• AIM
Transcribe all the entries word for word, skipping the pictures.

Data entries:
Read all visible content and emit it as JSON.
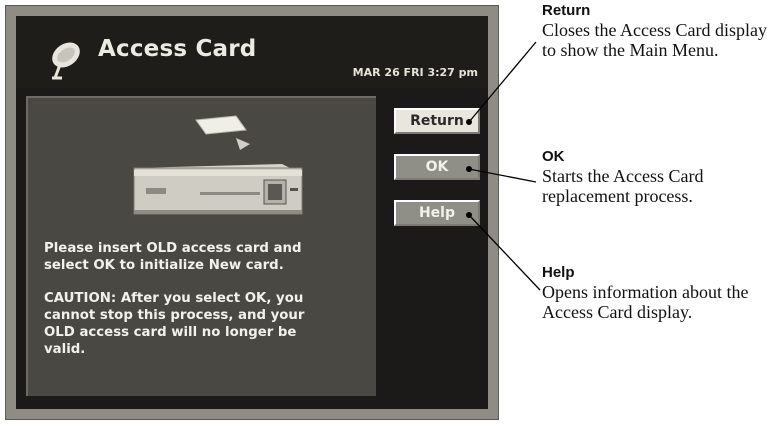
{
  "screen": {
    "title": "Access Card",
    "datetime": "MAR 26 FRI  3:27 pm",
    "message1": "Please insert OLD access card and\nselect OK to initialize New card.",
    "message2": "CAUTION: After you select OK, you\ncannot stop this process, and your\nOLD access card will no longer be\nvalid.",
    "buttons": {
      "return": "Return",
      "ok": "OK",
      "help": "Help"
    },
    "icon": "satellite-dish-icon"
  },
  "callouts": {
    "return": {
      "title": "Return",
      "text": "Closes the Access Card display to show the Main Menu."
    },
    "ok": {
      "title": "OK",
      "text": "Starts the Access Card replacement process."
    },
    "help": {
      "title": "Help",
      "text": "Opens information about the Access Card display."
    }
  },
  "colors": {
    "screen_bg": "#1b1a18",
    "panel_bg": "#4a4843",
    "frame": "#8e8c84",
    "button_light": "#e9e7dd",
    "button_dark": "#8f8e87"
  }
}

• WORKED SOLUTION
Read all visible content and emit it as JSON.
{
  "screen": {
    "title": "Access Card",
    "datetime": "MAR 26 FRI  3:27 pm",
    "message1": "Please insert OLD access card and\nselect OK to initialize New card.",
    "message2": "CAUTION: After you select OK, you\ncannot stop this process, and your\nOLD access card will no longer be\nvalid.",
    "buttons": {
      "return": "Return",
      "ok": "OK",
      "help": "Help"
    },
    "icon": "satellite-dish-icon"
  },
  "callouts": {
    "return": {
      "title": "Return",
      "text": "Closes the Access Card display to show the Main Menu."
    },
    "ok": {
      "title": "OK",
      "text": "Starts the Access Card replacement process."
    },
    "help": {
      "title": "Help",
      "text": "Opens information about the Access Card display."
    }
  },
  "colors": {
    "screen_bg": "#1b1a18",
    "panel_bg": "#4a4843",
    "frame": "#8e8c84",
    "button_light": "#e9e7dd",
    "button_dark": "#8f8e87"
  }
}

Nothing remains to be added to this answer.